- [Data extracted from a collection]

************

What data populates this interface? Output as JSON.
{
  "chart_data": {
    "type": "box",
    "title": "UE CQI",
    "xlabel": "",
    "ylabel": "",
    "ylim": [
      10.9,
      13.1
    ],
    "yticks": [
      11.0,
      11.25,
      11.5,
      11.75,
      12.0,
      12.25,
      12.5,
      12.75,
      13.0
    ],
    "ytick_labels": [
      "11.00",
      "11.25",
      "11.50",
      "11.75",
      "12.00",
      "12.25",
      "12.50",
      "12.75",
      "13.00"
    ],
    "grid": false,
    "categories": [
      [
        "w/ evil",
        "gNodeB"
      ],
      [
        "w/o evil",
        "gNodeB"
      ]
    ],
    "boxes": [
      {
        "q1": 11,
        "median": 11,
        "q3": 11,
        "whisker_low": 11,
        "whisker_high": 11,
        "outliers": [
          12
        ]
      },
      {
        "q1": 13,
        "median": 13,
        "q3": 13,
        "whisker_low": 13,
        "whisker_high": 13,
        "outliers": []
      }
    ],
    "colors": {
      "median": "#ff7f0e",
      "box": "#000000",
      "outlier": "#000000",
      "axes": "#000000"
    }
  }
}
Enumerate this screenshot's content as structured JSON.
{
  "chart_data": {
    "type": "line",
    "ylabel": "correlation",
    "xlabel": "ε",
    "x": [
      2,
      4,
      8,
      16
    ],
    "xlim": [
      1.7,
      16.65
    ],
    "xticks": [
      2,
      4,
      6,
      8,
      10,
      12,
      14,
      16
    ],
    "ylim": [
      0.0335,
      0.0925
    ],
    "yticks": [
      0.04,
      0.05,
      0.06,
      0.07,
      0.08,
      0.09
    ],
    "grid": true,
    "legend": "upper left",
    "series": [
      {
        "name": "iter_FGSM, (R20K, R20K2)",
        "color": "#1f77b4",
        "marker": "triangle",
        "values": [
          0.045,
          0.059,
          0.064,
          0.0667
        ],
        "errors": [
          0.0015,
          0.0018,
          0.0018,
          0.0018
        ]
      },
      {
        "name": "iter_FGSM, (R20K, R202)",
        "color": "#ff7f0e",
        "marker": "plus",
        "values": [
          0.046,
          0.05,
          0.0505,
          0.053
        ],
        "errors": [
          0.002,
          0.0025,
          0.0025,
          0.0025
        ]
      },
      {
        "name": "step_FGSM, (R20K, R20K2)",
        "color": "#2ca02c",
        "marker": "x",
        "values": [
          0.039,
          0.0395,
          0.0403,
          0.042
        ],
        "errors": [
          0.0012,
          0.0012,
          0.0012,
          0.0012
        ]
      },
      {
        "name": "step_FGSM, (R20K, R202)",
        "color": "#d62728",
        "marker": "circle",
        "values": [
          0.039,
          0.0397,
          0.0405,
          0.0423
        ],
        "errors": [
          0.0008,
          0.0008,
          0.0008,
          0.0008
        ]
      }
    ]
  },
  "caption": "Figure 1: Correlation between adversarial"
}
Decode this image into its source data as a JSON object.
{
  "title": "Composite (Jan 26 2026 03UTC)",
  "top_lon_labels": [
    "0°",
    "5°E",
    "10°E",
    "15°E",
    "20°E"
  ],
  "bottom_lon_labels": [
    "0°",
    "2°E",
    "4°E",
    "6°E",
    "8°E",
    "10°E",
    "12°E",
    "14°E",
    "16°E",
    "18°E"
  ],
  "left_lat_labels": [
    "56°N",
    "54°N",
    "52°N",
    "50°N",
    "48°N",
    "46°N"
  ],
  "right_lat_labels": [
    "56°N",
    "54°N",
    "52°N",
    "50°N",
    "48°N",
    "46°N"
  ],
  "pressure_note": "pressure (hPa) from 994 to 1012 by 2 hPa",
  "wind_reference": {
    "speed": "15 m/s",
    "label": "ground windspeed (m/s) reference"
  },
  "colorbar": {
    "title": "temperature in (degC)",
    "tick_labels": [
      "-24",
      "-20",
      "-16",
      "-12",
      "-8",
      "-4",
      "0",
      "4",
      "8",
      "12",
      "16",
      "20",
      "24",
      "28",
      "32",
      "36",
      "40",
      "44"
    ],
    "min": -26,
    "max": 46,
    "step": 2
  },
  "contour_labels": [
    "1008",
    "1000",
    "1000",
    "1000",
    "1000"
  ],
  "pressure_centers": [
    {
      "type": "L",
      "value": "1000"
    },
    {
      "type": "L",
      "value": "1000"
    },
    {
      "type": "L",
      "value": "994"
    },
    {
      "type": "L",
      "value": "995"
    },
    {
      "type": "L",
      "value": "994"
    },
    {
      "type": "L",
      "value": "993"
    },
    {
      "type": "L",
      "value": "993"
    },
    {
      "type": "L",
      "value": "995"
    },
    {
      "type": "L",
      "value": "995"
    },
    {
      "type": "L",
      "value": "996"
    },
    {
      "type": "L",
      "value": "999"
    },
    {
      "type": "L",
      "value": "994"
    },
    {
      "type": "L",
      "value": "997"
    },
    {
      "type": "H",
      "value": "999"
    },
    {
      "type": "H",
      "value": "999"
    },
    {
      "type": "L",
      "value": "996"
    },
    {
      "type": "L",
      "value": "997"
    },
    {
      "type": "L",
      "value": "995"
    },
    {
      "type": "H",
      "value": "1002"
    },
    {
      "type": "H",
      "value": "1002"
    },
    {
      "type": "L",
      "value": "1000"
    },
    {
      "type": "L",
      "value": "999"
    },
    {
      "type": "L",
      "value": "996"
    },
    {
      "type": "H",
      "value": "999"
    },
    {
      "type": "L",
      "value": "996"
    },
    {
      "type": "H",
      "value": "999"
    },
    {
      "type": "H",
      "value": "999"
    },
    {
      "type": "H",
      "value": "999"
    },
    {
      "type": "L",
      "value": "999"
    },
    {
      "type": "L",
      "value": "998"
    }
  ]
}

************

Copy the data above exactly. Every line must be included.

- [SOLUTION TO THE PROBLEM]
What data populates this interface? Output as JSON.
{
  "chart_data": {
    "type": "box",
    "title": "UE CQI",
    "xlabel": "",
    "ylabel": "",
    "ylim": [
      10.9,
      13.1
    ],
    "yticks": [
      11.0,
      11.25,
      11.5,
      11.75,
      12.0,
      12.25,
      12.5,
      12.75,
      13.0
    ],
    "ytick_labels": [
      "11.00",
      "11.25",
      "11.50",
      "11.75",
      "12.00",
      "12.25",
      "12.50",
      "12.75",
      "13.00"
    ],
    "grid": false,
    "categories": [
      [
        "w/ evil",
        "gNodeB"
      ],
      [
        "w/o evil",
        "gNodeB"
      ]
    ],
    "boxes": [
      {
        "q1": 11,
        "median": 11,
        "q3": 11,
        "whisker_low": 11,
        "whisker_high": 11,
        "outliers": [
          12
        ]
      },
      {
        "q1": 13,
        "median": 13,
        "q3": 13,
        "whisker_low": 13,
        "whisker_high": 13,
        "outliers": []
      }
    ],
    "colors": {
      "median": "#ff7f0e",
      "box": "#000000",
      "outlier": "#000000",
      "axes": "#000000"
    }
  }
}
Enumerate this screenshot's content as structured JSON.
{
  "chart_data": {
    "type": "line",
    "ylabel": "correlation",
    "xlabel": "ε",
    "x": [
      2,
      4,
      8,
      16
    ],
    "xlim": [
      1.7,
      16.65
    ],
    "xticks": [
      2,
      4,
      6,
      8,
      10,
      12,
      14,
      16
    ],
    "ylim": [
      0.0335,
      0.0925
    ],
    "yticks": [
      0.04,
      0.05,
      0.06,
      0.07,
      0.08,
      0.09
    ],
    "grid": true,
    "legend": "upper left",
    "series": [
      {
        "name": "iter_FGSM, (R20K, R20K2)",
        "color": "#1f77b4",
        "marker": "triangle",
        "values": [
          0.045,
          0.059,
          0.064,
          0.0667
        ],
        "errors": [
          0.0015,
          0.0018,
          0.0018,
          0.0018
        ]
      },
      {
        "name": "iter_FGSM, (R20K, R202)",
        "color": "#ff7f0e",
        "marker": "plus",
        "values": [
          0.046,
          0.05,
          0.0505,
          0.053
        ],
        "errors": [
          0.002,
          0.0025,
          0.0025,
          0.0025
        ]
      },
      {
        "name": "step_FGSM, (R20K, R20K2)",
        "color": "#2ca02c",
        "marker": "x",
        "values": [
          0.039,
          0.0395,
          0.0403,
          0.042
        ],
        "errors": [
          0.0012,
          0.0012,
          0.0012,
          0.0012
        ]
      },
      {
        "name": "step_FGSM, (R20K, R202)",
        "color": "#d62728",
        "marker": "circle",
        "values": [
          0.039,
          0.0397,
          0.0405,
          0.0423
        ],
        "errors": [
          0.0008,
          0.0008,
          0.0008,
          0.0008
        ]
      }
    ]
  },
  "caption": "Figure 1: Correlation between adversarial"
}
Decode this image into its source data as a JSON object.
{
  "title": "Composite (Jan 26 2026 03UTC)",
  "top_lon_labels": [
    "0°",
    "5°E",
    "10°E",
    "15°E",
    "20°E"
  ],
  "bottom_lon_labels": [
    "0°",
    "2°E",
    "4°E",
    "6°E",
    "8°E",
    "10°E",
    "12°E",
    "14°E",
    "16°E",
    "18°E"
  ],
  "left_lat_labels": [
    "56°N",
    "54°N",
    "52°N",
    "50°N",
    "48°N",
    "46°N"
  ],
  "right_lat_labels": [
    "56°N",
    "54°N",
    "52°N",
    "50°N",
    "48°N",
    "46°N"
  ],
  "pressure_note": "pressure (hPa) from 994 to 1012 by 2 hPa",
  "wind_reference": {
    "speed": "15 m/s",
    "label": "ground windspeed (m/s) reference"
  },
  "colorbar": {
    "title": "temperature in (degC)",
    "tick_labels": [
      "-24",
      "-20",
      "-16",
      "-12",
      "-8",
      "-4",
      "0",
      "4",
      "8",
      "12",
      "16",
      "20",
      "24",
      "28",
      "32",
      "36",
      "40",
      "44"
    ],
    "min": -26,
    "max": 46,
    "step": 2
  },
  "contour_labels": [
    "1008",
    "1000",
    "1000",
    "1000",
    "1000"
  ],
  "pressure_centers": [
    {
      "type": "L",
      "value": "1000"
    },
    {
      "type": "L",
      "value": "1000"
    },
    {
      "type": "L",
      "value": "994"
    },
    {
      "type": "L",
      "value": "995"
    },
    {
      "type": "L",
      "value": "994"
    },
    {
      "type": "L",
      "value": "993"
    },
    {
      "type": "L",
      "value": "993"
    },
    {
      "type": "L",
      "value": "995"
    },
    {
      "type": "L",
      "value": "995"
    },
    {
      "type": "L",
      "value": "996"
    },
    {
      "type": "L",
      "value": "999"
    },
    {
      "type": "L",
      "value": "994"
    },
    {
      "type": "L",
      "value": "997"
    },
    {
      "type": "H",
      "value": "999"
    },
    {
      "type": "H",
      "value": "999"
    },
    {
      "type": "L",
      "value": "996"
    },
    {
      "type": "L",
      "value": "997"
    },
    {
      "type": "L",
      "value": "995"
    },
    {
      "type": "H",
      "value": "1002"
    },
    {
      "type": "H",
      "value": "1002"
    },
    {
      "type": "L",
      "value": "1000"
    },
    {
      "type": "L",
      "value": "999"
    },
    {
      "type": "L",
      "value": "996"
    },
    {
      "type": "H",
      "value": "999"
    },
    {
      "type": "L",
      "value": "996"
    },
    {
      "type": "H",
      "value": "999"
    },
    {
      "type": "H",
      "value": "999"
    },
    {
      "type": "H",
      "value": "999"
    },
    {
      "type": "L",
      "value": "999"
    },
    {
      "type": "L",
      "value": "998"
    }
  ]
}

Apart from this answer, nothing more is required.